A third class of proteins shown to regulate T-cell metabolism are nuclear hormone receptors. As reviewed by Kidani and Bensinger (36), the liver X receptor (LXR), peroxisome proliferator-activated receptors (PPARs), and estrogen-related receptor-α (ERRα) can play key roles in lymphocyte metabolic regulation. Most strikingly, LXR-deficient T cells have increased activation, leading to elevated proliferation and production of inflammatory cytokines (37). LXR normal opposes SREBP action and promotes the efflux of cholesterol, whereas SREBP promotes lipid and cholesterol synthesis. LXR-deficient T cells, therefore, have excess cholesterol and sterol generation and accumulation that can drive T-cell inflammatory function. PPARs (PPARα, β/δ, γ) promote lipid metabolic pathways and lipid oxidation by inducing genes such as carnitine palmitoyl transferase 1a (CPT1a), a rate-limiting component of lipid oxidation. CPT1a is also upregulated as CD8+ T cells switch from proliferating effectors using glycolysis to memory cells dependent on lipid oxidation (38). Consistent with promoting oxidation of lipids rather than lipid synthesis for cell growth, synthetic PPAR ligands have been used to treat metabolic disease and have immunosuppressive properties. Lastly, ERRα is well known to promote a variety of metabolic pathways, including the TCA cycle and mitochondrial electron transport (39), and is upregulated in T-cell activation (40) and macrophage function (41). ERRα expression is associated with poor prognosis in a variety of cancers (42) and has also been shown to be important for carbohydrate metabolism in developing Drosophila (43). ERRα is essential for macrophage metabolism and protection against Listeria monocytogenes (41), and our laboratory recently showed a key role for ERRα to coordinate mitochondrial and glucose metabolism in proliferating lymphocytes. Inhibition of this pathway can suppress immunity and an experimental autoimmune encephalomyelitis (EAE) response (40).

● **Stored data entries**
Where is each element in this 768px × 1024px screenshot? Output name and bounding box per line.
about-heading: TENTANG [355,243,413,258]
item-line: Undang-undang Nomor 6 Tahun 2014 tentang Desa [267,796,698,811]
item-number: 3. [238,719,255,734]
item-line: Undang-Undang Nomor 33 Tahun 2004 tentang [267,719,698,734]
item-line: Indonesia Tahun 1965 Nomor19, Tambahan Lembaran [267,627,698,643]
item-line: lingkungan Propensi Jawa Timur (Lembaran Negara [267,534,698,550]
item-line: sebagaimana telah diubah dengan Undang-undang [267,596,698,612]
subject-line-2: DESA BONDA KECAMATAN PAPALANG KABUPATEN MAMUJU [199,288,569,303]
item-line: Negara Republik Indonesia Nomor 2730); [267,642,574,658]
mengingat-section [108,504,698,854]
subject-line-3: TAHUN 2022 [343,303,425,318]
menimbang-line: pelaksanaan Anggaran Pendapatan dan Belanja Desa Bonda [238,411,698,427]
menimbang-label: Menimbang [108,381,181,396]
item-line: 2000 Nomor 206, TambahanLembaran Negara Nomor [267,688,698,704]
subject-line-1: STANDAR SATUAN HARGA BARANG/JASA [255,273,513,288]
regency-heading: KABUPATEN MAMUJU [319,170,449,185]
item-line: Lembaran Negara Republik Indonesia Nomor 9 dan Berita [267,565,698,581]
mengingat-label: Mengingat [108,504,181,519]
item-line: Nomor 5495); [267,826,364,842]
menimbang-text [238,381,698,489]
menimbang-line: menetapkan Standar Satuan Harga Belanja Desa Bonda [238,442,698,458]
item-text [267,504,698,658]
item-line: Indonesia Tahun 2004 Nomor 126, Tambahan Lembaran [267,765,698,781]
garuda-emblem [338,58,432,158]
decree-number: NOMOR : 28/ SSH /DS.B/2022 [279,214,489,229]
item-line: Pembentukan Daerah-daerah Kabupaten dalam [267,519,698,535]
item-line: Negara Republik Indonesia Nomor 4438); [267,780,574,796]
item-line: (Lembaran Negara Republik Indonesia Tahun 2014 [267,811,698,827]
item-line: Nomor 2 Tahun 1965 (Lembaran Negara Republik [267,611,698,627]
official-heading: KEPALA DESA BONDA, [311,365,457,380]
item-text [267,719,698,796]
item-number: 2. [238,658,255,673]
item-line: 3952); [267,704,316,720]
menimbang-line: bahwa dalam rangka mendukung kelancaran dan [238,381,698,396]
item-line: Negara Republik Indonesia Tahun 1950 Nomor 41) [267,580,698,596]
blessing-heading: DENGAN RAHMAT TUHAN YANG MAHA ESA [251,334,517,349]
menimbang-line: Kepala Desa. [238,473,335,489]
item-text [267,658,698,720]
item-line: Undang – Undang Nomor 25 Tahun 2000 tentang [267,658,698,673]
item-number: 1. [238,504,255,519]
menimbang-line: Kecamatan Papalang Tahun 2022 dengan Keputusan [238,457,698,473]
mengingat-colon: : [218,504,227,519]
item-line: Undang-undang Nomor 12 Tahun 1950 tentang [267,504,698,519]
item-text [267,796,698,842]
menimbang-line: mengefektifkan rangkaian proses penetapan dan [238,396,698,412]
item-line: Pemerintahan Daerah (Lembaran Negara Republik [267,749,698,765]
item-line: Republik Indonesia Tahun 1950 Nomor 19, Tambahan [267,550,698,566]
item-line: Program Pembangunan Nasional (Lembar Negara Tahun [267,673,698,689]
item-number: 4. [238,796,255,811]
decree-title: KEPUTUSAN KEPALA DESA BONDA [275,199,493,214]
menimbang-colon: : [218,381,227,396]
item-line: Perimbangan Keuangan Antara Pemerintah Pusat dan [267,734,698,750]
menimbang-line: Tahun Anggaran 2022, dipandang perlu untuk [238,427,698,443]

● **Work to be completed**
Pick up the passage on nuclear hormone receptors in T-cell metabolism after its last sentence and keep writing it.

● **Result for this exercise**
Differentiation of effector and regulatory T cells
Because metabolism must match cell function, it is not surprising that T cells with distinct immunological roles utilize specific metabolic programs (9). A key clue to define these pathways was the finding that conditional deletion of mTOR in mature CD4+ T cells allowed only the generation of regulatory T cells (Tregs) (44). Further studies to specifically modify the mTORC1 and mTORC2 pathways also led to selective generation of T-cell subsets, with mTORC1 essential for Th1 and Th17 cells while mTORC2 was essential for Th2 (45, 46). This topic is reviewed in detail by Waickman and Powell (24). Given the clear role for mTOR to promote glucose uptake and glycolysis (26), we reasoned that Tregs and effector [T-helper 1 (Th1), Th2, Th17] CD4+ T cells may differ metabolically. Indeed, while all stimulated CD4+ T cells are more metabolically active than resting cells, Tregs are reliant on lipid oxidation for a primary metabolic fuel, whereas effectors utilize glucose and glutamine oxidation (47). Consistent with a role for AMPK to promote oxidative metabolism and antagonize mTORC1, phospho-AMPK levels were elevated in both induced and natural Treg and in vivo stimulation of AMPK could both decrease glucose metabolism and increase Tregs in a model of murine asthma (47). Furthermore, targeting metabolic pathways could shift T-cell differentiation, as inhibition of glucose metabolism with 2-deoxyglucose blocked generation of Th1 and Th17 cells, but favored production of Treg both in vitro and in vivo (47, 48) and is reviewed by Wang and Green (21).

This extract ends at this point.